#### [Exercise task]
Repeat the lines that follow, leaving nothing out.

(Entries taken from a collection)
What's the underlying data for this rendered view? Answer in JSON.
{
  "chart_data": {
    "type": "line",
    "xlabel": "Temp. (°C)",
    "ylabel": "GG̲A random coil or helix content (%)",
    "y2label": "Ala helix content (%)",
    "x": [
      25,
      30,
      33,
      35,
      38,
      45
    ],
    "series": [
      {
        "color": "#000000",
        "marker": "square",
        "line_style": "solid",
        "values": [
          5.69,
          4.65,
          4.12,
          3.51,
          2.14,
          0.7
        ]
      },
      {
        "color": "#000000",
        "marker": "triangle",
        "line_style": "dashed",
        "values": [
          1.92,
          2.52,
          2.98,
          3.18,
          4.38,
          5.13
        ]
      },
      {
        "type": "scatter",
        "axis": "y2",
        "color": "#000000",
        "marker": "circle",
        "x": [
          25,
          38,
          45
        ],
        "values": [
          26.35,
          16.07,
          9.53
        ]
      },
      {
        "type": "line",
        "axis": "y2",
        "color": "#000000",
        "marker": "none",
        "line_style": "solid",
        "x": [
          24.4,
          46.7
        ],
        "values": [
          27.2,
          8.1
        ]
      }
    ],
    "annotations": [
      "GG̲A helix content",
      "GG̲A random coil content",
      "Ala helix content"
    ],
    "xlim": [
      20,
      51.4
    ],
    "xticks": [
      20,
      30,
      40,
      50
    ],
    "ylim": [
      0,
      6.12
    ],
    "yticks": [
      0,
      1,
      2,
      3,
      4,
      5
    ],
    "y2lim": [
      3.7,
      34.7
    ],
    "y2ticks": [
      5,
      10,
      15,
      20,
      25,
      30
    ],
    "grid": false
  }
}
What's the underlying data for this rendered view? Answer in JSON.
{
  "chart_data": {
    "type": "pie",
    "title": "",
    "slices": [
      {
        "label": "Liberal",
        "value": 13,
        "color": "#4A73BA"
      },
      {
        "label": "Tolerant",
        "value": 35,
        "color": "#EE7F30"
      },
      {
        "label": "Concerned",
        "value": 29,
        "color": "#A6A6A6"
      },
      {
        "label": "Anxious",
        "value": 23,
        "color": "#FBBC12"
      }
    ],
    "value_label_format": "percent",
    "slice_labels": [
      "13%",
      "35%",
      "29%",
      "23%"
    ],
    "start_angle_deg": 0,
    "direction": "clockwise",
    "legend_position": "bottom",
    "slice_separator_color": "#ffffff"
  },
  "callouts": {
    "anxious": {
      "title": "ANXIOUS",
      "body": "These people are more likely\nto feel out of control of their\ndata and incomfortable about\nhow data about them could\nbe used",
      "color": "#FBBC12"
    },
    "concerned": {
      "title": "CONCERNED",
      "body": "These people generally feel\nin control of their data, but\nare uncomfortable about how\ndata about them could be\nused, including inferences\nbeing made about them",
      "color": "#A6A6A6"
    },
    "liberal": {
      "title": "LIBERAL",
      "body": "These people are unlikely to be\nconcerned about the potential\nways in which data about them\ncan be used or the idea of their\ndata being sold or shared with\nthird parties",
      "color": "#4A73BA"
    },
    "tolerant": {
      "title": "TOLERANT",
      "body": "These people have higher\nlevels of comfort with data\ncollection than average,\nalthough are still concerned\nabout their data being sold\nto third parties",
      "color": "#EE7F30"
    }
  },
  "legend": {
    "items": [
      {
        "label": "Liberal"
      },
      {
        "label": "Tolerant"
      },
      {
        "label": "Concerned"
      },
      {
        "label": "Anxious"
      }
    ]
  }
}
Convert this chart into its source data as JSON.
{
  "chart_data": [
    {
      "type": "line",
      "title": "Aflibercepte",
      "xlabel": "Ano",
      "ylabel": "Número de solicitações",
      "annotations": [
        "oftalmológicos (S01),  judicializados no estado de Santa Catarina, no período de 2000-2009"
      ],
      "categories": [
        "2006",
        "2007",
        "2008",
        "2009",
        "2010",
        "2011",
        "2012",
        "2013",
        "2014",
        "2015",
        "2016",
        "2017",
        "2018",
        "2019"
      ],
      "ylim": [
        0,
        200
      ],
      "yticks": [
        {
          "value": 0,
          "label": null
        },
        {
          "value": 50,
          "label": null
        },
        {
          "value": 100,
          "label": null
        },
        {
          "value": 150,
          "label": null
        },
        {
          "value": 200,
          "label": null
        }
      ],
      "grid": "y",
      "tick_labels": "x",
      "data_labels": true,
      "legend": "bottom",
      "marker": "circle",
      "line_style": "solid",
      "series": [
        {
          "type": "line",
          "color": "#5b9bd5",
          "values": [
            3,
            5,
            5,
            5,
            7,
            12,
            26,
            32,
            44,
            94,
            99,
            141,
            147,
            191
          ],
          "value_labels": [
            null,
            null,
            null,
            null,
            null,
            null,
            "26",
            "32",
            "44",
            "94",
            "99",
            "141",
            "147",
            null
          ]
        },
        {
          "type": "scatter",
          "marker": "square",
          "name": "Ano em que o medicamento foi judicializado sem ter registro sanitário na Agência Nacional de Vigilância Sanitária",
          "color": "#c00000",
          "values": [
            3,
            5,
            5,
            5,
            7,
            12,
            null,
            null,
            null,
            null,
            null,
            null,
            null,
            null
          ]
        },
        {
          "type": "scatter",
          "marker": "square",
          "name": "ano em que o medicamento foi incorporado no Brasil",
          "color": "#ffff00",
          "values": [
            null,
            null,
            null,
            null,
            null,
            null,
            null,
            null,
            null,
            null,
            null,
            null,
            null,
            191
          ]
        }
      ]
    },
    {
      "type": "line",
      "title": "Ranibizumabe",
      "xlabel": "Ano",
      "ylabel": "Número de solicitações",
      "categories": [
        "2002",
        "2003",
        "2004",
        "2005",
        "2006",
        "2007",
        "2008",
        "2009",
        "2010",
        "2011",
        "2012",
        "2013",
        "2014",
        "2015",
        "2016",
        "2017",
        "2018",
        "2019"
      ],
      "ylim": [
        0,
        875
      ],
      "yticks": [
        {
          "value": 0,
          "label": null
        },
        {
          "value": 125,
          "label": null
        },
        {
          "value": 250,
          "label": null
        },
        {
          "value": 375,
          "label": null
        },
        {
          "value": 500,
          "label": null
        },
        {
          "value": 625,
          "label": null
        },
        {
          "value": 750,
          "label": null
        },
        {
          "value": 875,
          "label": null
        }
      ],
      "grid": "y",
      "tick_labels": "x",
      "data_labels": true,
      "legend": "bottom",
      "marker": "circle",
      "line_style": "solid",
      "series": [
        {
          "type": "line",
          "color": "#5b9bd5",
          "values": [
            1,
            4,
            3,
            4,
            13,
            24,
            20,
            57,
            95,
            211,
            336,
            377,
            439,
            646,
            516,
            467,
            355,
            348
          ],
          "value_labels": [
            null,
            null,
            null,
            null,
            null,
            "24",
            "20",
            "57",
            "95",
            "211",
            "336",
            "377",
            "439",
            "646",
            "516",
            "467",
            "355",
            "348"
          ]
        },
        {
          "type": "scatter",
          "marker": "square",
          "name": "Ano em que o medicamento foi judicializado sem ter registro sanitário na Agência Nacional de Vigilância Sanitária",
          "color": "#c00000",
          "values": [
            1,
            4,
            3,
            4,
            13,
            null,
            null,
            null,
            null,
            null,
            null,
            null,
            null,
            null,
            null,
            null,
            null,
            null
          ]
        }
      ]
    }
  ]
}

#### [Result of the exercise]
What's the underlying data for this rendered view? Answer in JSON.
{
  "chart_data": {
    "type": "line",
    "xlabel": "Temp. (°C)",
    "ylabel": "GG̲A random coil or helix content (%)",
    "y2label": "Ala helix content (%)",
    "x": [
      25,
      30,
      33,
      35,
      38,
      45
    ],
    "series": [
      {
        "color": "#000000",
        "marker": "square",
        "line_style": "solid",
        "values": [
          5.69,
          4.65,
          4.12,
          3.51,
          2.14,
          0.7
        ]
      },
      {
        "color": "#000000",
        "marker": "triangle",
        "line_style": "dashed",
        "values": [
          1.92,
          2.52,
          2.98,
          3.18,
          4.38,
          5.13
        ]
      },
      {
        "type": "scatter",
        "axis": "y2",
        "color": "#000000",
        "marker": "circle",
        "x": [
          25,
          38,
          45
        ],
        "values": [
          26.35,
          16.07,
          9.53
        ]
      },
      {
        "type": "line",
        "axis": "y2",
        "color": "#000000",
        "marker": "none",
        "line_style": "solid",
        "x": [
          24.4,
          46.7
        ],
        "values": [
          27.2,
          8.1
        ]
      }
    ],
    "annotations": [
      "GG̲A helix content",
      "GG̲A random coil content",
      "Ala helix content"
    ],
    "xlim": [
      20,
      51.4
    ],
    "xticks": [
      20,
      30,
      40,
      50
    ],
    "ylim": [
      0,
      6.12
    ],
    "yticks": [
      0,
      1,
      2,
      3,
      4,
      5
    ],
    "y2lim": [
      3.7,
      34.7
    ],
    "y2ticks": [
      5,
      10,
      15,
      20,
      25,
      30
    ],
    "grid": false
  }
}
What's the underlying data for this rendered view? Answer in JSON.
{
  "chart_data": {
    "type": "pie",
    "title": "",
    "slices": [
      {
        "label": "Liberal",
        "value": 13,
        "color": "#4A73BA"
      },
      {
        "label": "Tolerant",
        "value": 35,
        "color": "#EE7F30"
      },
      {
        "label": "Concerned",
        "value": 29,
        "color": "#A6A6A6"
      },
      {
        "label": "Anxious",
        "value": 23,
        "color": "#FBBC12"
      }
    ],
    "value_label_format": "percent",
    "slice_labels": [
      "13%",
      "35%",
      "29%",
      "23%"
    ],
    "start_angle_deg": 0,
    "direction": "clockwise",
    "legend_position": "bottom",
    "slice_separator_color": "#ffffff"
  },
  "callouts": {
    "anxious": {
      "title": "ANXIOUS",
      "body": "These people are more likely\nto feel out of control of their\ndata and incomfortable about\nhow data about them could\nbe used",
      "color": "#FBBC12"
    },
    "concerned": {
      "title": "CONCERNED",
      "body": "These people generally feel\nin control of their data, but\nare uncomfortable about how\ndata about them could be\nused, including inferences\nbeing made about them",
      "color": "#A6A6A6"
    },
    "liberal": {
      "title": "LIBERAL",
      "body": "These people are unlikely to be\nconcerned about the potential\nways in which data about them\ncan be used or the idea of their\ndata being sold or shared with\nthird parties",
      "color": "#4A73BA"
    },
    "tolerant": {
      "title": "TOLERANT",
      "body": "These people have higher\nlevels of comfort with data\ncollection than average,\nalthough are still concerned\nabout their data being sold\nto third parties",
      "color": "#EE7F30"
    }
  },
  "legend": {
    "items": [
      {
        "label": "Liberal"
      },
      {
        "label": "Tolerant"
      },
      {
        "label": "Concerned"
      },
      {
        "label": "Anxious"
      }
    ]
  }
}
Convert this chart into its source data as JSON.
{
  "chart_data": [
    {
      "type": "line",
      "title": "Aflibercepte",
      "xlabel": "Ano",
      "ylabel": "Número de solicitações",
      "annotations": [
        "oftalmológicos (S01),  judicializados no estado de Santa Catarina, no período de 2000-2009"
      ],
      "categories": [
        "2006",
        "2007",
        "2008",
        "2009",
        "2010",
        "2011",
        "2012",
        "2013",
        "2014",
        "2015",
        "2016",
        "2017",
        "2018",
        "2019"
      ],
      "ylim": [
        0,
        200
      ],
      "yticks": [
        {
          "value": 0,
          "label": null
        },
        {
          "value": 50,
          "label": null
        },
        {
          "value": 100,
          "label": null
        },
        {
          "value": 150,
          "label": null
        },
        {
          "value": 200,
          "label": null
        }
      ],
      "grid": "y",
      "tick_labels": "x",
      "data_labels": true,
      "legend": "bottom",
      "marker": "circle",
      "line_style": "solid",
      "series": [
        {
          "type": "line",
          "color": "#5b9bd5",
          "values": [
            3,
            5,
            5,
            5,
            7,
            12,
            26,
            32,
            44,
            94,
            99,
            141,
            147,
            191
          ],
          "value_labels": [
            null,
            null,
            null,
            null,
            null,
            null,
            "26",
            "32",
            "44",
            "94",
            "99",
            "141",
            "147",
            null
          ]
        },
        {
          "type": "scatter",
          "marker": "square",
          "name": "Ano em que o medicamento foi judicializado sem ter registro sanitário na Agência Nacional de Vigilância Sanitária",
          "color": "#c00000",
          "values": [
            3,
            5,
            5,
            5,
            7,
            12,
            null,
            null,
            null,
            null,
            null,
            null,
            null,
            null
          ]
        },
        {
          "type": "scatter",
          "marker": "square",
          "name": "ano em que o medicamento foi incorporado no Brasil",
          "color": "#ffff00",
          "values": [
            null,
            null,
            null,
            null,
            null,
            null,
            null,
            null,
            null,
            null,
            null,
            null,
            null,
            191
          ]
        }
      ]
    },
    {
      "type": "line",
      "title": "Ranibizumabe",
      "xlabel": "Ano",
      "ylabel": "Número de solicitações",
      "categories": [
        "2002",
        "2003",
        "2004",
        "2005",
        "2006",
        "2007",
        "2008",
        "2009",
        "2010",
        "2011",
        "2012",
        "2013",
        "2014",
        "2015",
        "2016",
        "2017",
        "2018",
        "2019"
      ],
      "ylim": [
        0,
        875
      ],
      "yticks": [
        {
          "value": 0,
          "label": null
        },
        {
          "value": 125,
          "label": null
        },
        {
          "value": 250,
          "label": null
        },
        {
          "value": 375,
          "label": null
        },
        {
          "value": 500,
          "label": null
        },
        {
          "value": 625,
          "label": null
        },
        {
          "value": 750,
          "label": null
        },
        {
          "value": 875,
          "label": null
        }
      ],
      "grid": "y",
      "tick_labels": "x",
      "data_labels": true,
      "legend": "bottom",
      "marker": "circle",
      "line_style": "solid",
      "series": [
        {
          "type": "line",
          "color": "#5b9bd5",
          "values": [
            1,
            4,
            3,
            4,
            13,
            24,
            20,
            57,
            95,
            211,
            336,
            377,
            439,
            646,
            516,
            467,
            355,
            348
          ],
          "value_labels": [
            null,
            null,
            null,
            null,
            null,
            "24",
            "20",
            "57",
            "95",
            "211",
            "336",
            "377",
            "439",
            "646",
            "516",
            "467",
            "355",
            "348"
          ]
        },
        {
          "type": "scatter",
          "marker": "square",
          "name": "Ano em que o medicamento foi judicializado sem ter registro sanitário na Agência Nacional de Vigilância Sanitária",
          "color": "#c00000",
          "values": [
            1,
            4,
            3,
            4,
            13,
            null,
            null,
            null,
            null,
            null,
            null,
            null,
            null,
            null,
            null,
            null,
            null,
            null
          ]
        }
      ]
    }
  ]
}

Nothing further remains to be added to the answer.